START Source extract

Posaconazole concentrations have also been described to be affected by diarrhoea, body weight, male gender, use of PPIs and steroids35, 36. Our longitudinal analysis did not confirm the effect of weight and gender on posaconazole concentrations. We also did not see a change of AST levels, although posaconazole treatment is connected with liver function abnormalities37. On the other hand, it has also been presented previously that liver function markers like ƴ‐GT, ALP and ALT were not connected to higher posaconazole concentrations37. A limitation of our analysis is the fact that we did not analyse the effect of diarrhoea and use of PPIs and steroids and that we included patients of a previous study, which is a part of all measured posaconazole concentrations during the study period thus does not represent the whole patient population. On the other hand, the characteristics of our data set are somewhat similar to other studies describing posaconazole exposure in patients with haematological malignancies36, 37. The novelty of our study compared to earlier studies is the longitudinal analysis, which is taking into account the day of treatment and the time between measurements, also including all samples that have been collected for each patient34, 35, 36. The advantage of using longitudinal analysis over univariate and multivariate analysis that have been used by earlier studies is that this type of analysis better values the effect of measurements over time.

We cannot see a relationship between low posaconazole concentrations and mortality rates. Additionally, this data set is too small to show that low concentrations have an effect on outcomes, especially as we did not determine IFI‐attributable deaths. For treatment of IFIs, higher posaconazole plasma concentrations must be obtained26. In this study, over half of the concentrations measured for IFI treatment were below the therapeutic range (<1.5 mg/L). For patients receiving posaconazole as treatment, significantly more samples were taken per patient compared with patients receiving posaconazole as prophylaxis. On the other hand, in this study, the defined therapeutic concentration (≥1.5 mg/L) used for treatment of IFIs was higher than previously reported (≥1‐1.25 mg/L) to prevent antifungal resistance and to cover all strains15, 26. This caused more posaconazole concentrations to be out of the therapeutic window. If the therapeutic concentration of ≥ 1 mg/L was used, more concentrations would have been within the range (21 samples).

Our data set is too small to draw firm conclusions, although most patients receiving posaconazole as prophylaxis, and who had a breakthrough infection, had a therapeutic posaconazole concentration. However, three patients who received posaconazole for treatment did not have sufficient drug concentrations even when a loading dose was administered. Perhaps, administering a double dose for more than 1 day when posaconazole is used for treatment of IFIs should therefore be considered.

END Source extract
START Material provided

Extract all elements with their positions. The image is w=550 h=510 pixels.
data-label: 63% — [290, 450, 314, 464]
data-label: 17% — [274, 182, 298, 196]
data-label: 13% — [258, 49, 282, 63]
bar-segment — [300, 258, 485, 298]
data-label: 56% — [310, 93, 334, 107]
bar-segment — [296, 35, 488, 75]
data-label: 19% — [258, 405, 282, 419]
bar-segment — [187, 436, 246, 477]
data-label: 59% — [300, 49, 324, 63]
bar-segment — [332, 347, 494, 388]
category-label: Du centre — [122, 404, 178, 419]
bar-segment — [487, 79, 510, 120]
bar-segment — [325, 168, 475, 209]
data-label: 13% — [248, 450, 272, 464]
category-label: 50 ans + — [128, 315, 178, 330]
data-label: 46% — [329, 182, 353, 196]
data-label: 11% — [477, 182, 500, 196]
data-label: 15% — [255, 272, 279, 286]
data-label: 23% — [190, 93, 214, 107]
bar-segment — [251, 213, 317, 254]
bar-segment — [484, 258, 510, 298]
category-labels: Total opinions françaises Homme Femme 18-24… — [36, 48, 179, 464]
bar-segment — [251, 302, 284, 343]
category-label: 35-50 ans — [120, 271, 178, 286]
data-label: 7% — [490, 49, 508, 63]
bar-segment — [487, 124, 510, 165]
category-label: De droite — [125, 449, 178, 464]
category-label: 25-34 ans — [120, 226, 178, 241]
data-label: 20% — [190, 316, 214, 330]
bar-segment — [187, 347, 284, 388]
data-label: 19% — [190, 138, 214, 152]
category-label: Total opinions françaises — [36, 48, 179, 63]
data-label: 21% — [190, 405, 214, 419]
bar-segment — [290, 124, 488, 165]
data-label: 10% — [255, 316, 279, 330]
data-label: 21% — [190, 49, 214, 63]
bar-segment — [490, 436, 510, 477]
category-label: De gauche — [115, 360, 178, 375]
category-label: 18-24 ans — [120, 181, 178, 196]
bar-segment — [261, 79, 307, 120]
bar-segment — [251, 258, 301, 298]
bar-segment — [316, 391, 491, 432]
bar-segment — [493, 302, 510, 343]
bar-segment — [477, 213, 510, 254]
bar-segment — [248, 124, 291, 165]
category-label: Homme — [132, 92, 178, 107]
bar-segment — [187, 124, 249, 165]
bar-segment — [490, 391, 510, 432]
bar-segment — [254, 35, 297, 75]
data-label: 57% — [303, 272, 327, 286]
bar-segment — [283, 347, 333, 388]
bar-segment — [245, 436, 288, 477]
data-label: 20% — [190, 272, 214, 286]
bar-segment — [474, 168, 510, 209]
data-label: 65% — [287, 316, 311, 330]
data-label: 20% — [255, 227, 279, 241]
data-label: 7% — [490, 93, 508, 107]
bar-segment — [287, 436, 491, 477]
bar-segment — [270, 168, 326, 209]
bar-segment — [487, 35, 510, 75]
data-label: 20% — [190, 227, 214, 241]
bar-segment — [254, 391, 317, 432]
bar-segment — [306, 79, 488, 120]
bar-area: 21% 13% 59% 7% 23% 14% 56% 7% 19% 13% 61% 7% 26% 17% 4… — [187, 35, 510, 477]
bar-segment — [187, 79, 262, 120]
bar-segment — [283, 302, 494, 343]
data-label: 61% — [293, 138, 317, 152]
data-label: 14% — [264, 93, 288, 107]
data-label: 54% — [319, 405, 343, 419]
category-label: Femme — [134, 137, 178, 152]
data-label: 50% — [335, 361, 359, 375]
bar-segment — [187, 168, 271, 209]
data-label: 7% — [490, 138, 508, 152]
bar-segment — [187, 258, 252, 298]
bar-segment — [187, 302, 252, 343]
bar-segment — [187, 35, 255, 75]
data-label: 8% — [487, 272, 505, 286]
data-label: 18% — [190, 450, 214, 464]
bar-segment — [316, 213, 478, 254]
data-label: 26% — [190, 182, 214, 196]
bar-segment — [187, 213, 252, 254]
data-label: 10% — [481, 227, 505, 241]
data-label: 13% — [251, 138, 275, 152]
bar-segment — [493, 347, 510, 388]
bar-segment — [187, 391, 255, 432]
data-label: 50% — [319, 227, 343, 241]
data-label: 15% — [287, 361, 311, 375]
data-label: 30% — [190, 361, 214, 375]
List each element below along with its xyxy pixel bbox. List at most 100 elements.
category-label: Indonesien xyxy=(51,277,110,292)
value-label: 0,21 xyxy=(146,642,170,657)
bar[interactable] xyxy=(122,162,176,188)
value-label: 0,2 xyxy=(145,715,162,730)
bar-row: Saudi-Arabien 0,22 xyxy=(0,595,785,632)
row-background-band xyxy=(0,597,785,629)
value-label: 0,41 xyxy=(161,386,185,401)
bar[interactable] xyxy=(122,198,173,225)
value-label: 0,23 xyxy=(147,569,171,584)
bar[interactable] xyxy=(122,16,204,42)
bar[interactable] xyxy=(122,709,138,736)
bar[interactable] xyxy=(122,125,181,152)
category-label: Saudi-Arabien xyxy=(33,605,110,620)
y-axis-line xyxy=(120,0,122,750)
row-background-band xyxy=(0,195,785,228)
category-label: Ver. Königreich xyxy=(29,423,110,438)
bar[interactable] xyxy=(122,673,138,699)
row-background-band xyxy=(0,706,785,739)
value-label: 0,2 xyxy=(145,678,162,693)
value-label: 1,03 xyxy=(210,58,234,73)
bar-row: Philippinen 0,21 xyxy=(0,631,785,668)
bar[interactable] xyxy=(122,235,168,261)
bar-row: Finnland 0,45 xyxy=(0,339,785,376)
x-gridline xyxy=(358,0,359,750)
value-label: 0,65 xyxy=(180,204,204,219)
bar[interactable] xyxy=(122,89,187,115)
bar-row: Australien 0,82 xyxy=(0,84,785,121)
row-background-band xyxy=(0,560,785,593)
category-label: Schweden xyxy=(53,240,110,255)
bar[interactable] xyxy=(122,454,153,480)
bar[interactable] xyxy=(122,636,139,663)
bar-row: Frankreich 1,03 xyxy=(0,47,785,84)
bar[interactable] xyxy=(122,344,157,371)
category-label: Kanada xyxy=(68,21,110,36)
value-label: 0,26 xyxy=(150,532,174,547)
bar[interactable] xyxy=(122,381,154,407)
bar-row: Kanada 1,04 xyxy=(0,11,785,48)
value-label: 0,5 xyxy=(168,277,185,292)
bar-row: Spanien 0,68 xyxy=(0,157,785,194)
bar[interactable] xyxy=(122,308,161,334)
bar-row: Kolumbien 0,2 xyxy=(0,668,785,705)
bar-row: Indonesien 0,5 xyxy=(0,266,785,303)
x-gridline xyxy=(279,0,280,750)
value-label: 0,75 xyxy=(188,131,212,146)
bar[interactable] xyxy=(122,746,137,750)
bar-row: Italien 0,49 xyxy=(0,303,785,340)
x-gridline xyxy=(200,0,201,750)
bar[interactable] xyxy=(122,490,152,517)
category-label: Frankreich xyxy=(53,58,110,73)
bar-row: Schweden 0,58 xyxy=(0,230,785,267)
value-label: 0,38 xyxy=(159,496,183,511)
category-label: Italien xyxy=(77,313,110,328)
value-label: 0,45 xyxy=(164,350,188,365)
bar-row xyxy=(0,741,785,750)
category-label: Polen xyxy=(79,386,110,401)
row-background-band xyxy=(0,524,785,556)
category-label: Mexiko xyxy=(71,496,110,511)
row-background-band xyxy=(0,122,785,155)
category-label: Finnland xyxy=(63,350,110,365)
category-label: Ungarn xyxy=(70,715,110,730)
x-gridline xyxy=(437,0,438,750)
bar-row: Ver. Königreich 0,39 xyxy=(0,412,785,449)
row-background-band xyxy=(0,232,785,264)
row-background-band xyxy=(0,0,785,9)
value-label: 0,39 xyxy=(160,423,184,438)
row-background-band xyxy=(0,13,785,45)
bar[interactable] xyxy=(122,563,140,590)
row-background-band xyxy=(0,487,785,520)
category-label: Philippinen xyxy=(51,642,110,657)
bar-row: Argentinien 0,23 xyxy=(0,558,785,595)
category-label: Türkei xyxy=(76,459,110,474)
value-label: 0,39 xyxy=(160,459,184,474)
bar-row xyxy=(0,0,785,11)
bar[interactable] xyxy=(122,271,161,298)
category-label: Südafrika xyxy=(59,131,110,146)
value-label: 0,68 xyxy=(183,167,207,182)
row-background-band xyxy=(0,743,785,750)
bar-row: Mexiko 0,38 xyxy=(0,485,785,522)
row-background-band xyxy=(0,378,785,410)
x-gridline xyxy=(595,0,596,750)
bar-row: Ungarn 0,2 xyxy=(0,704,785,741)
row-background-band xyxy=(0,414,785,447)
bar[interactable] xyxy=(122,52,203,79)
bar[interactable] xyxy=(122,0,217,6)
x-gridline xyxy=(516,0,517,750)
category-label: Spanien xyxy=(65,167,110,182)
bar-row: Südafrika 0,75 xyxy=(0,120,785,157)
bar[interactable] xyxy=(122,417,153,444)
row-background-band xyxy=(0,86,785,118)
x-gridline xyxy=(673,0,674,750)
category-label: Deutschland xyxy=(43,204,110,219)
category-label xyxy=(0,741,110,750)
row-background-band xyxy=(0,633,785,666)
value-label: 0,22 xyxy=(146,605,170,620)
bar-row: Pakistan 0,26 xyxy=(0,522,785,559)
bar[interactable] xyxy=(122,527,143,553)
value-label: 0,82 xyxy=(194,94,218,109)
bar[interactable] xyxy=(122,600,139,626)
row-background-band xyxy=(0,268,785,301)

END Material provided

#### [Work to complete]
1. Summarize the posaconazole passage in two sentences.
2. List every factor that the first sentence of the posaconazole passage says has been described as affecting posaconazole concentrations.
3. Write a continuation of the posaconazole passage, beginning after its final sentence.
These entries have no connection to the posaconazole passage.

#### [Answers provided]
1. Using a longitudinal analysis that accounts for the day of treatment and the time between measurements, the study did not confirm effects of weight and gender on posaconazole concentrations and saw no relationship between low concentrations and mortality, though the data set is too small for firm conclusions. Over half of the concentrations measured for IFI treatment were below the therapeutic range of ≥1.5 mg/L, and three treated patients lacked sufficient concentrations even with a loading dose, so a double dose for more than one day might be considered.

2.
- Diarrhoea
- Body weight
- Male gender
- Use of PPIs
- Use of steroids

3.
A suggestion for dose alteration was only followed for 39% of recommendations made. The reasons behind non‐implementation could have been due to borderline concentrations, and samples over 3.75 mg/L as posaconazole toxic concentration has not been confirmed in literature nor by the manufacturer31. Posaconazole practices were analysed before in conjunction with effect of concomitant medications, diet, concomitant chemotherapy and other variables.38 Additionally, in that study approximately for 20% of patients’ dosage changes were done, which led to more therapeutic concentrations. It was suggested that there is a benefit of TDM when using posaconazole suspension as it had insufficient exposure. In this analysis, we show that a quarter of posaconazole concentrations receive a suggestion for dosage change. Knowing that most of the patients received the oral formulation (tablet or suspension), we observed that TDM is still beneficial in this patient group. The overall results of this study and specific cases should be discussed in a multidisciplinary expert panel to avoid unnecessary orders and improve overall TDM practices taking into account different reasons behind non‐implementation. Currently, the recommendations are documented into an electronic system and retrieved by the attending physician. To improve the communication between physicians and pharmacists, an attending clinical pharmacist may be necessary, who would provide face‐to‐face consultations, thus aiding in preventing medication‐related errors and reducing costs39, 40, 41.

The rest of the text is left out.